■ **Request**: Print all the records exactly, please.

■ **Data to use**:
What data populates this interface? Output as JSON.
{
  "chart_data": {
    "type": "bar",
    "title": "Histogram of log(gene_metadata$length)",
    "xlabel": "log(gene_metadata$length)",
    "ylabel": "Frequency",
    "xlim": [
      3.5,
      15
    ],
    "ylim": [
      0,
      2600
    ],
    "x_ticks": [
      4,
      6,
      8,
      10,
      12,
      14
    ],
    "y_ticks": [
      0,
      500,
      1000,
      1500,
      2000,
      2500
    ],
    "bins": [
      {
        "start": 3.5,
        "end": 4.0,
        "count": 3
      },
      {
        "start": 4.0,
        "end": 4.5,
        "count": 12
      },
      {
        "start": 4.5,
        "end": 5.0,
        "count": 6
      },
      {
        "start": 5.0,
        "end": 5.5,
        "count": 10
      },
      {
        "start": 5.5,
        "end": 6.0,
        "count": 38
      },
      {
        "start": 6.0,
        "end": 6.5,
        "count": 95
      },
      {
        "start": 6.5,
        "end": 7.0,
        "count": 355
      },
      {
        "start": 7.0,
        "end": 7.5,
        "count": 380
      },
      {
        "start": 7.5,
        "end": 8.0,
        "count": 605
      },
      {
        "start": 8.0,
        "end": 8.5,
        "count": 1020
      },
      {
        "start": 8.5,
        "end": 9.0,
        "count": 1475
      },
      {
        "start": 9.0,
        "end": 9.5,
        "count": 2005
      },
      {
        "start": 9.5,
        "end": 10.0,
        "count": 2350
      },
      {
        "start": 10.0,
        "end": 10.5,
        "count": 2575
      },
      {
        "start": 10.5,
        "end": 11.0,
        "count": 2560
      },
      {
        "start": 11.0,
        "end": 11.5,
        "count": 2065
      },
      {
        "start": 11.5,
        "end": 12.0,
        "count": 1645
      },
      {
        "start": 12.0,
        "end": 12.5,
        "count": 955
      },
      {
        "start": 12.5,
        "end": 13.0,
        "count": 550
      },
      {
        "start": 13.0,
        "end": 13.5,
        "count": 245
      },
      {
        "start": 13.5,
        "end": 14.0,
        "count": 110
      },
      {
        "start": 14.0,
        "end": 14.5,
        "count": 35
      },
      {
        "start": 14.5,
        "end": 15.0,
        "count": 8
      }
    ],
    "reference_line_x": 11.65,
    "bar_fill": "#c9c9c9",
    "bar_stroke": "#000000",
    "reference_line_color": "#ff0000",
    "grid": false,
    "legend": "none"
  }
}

■ **Solution to this task**:
What data populates this interface? Output as JSON.
{
  "chart_data": {
    "type": "bar",
    "title": "Histogram of log(gene_metadata$length)",
    "xlabel": "log(gene_metadata$length)",
    "ylabel": "Frequency",
    "xlim": [
      3.5,
      15
    ],
    "ylim": [
      0,
      2600
    ],
    "x_ticks": [
      4,
      6,
      8,
      10,
      12,
      14
    ],
    "y_ticks": [
      0,
      500,
      1000,
      1500,
      2000,
      2500
    ],
    "bins": [
      {
        "start": 3.5,
        "end": 4.0,
        "count": 3
      },
      {
        "start": 4.0,
        "end": 4.5,
        "count": 12
      },
      {
        "start": 4.5,
        "end": 5.0,
        "count": 6
      },
      {
        "start": 5.0,
        "end": 5.5,
        "count": 10
      },
      {
        "start": 5.5,
        "end": 6.0,
        "count": 38
      },
      {
        "start": 6.0,
        "end": 6.5,
        "count": 95
      },
      {
        "start": 6.5,
        "end": 7.0,
        "count": 355
      },
      {
        "start": 7.0,
        "end": 7.5,
        "count": 380
      },
      {
        "start": 7.5,
        "end": 8.0,
        "count": 605
      },
      {
        "start": 8.0,
        "end": 8.5,
        "count": 1020
      },
      {
        "start": 8.5,
        "end": 9.0,
        "count": 1475
      },
      {
        "start": 9.0,
        "end": 9.5,
        "count": 2005
      },
      {
        "start": 9.5,
        "end": 10.0,
        "count": 2350
      },
      {
        "start": 10.0,
        "end": 10.5,
        "count": 2575
      },
      {
        "start": 10.5,
        "end": 11.0,
        "count": 2560
      },
      {
        "start": 11.0,
        "end": 11.5,
        "count": 2065
      },
      {
        "start": 11.5,
        "end": 12.0,
        "count": 1645
      },
      {
        "start": 12.0,
        "end": 12.5,
        "count": 955
      },
      {
        "start": 12.5,
        "end": 13.0,
        "count": 550
      },
      {
        "start": 13.0,
        "end": 13.5,
        "count": 245
      },
      {
        "start": 13.5,
        "end": 14.0,
        "count": 110
      },
      {
        "start": 14.0,
        "end": 14.5,
        "count": 35
      },
      {
        "start": 14.5,
        "end": 15.0,
        "count": 8
      }
    ],
    "reference_line_x": 11.65,
    "bar_fill": "#c9c9c9",
    "bar_stroke": "#000000",
    "reference_line_color": "#ff0000",
    "grid": false,
    "legend": "none"
  }
}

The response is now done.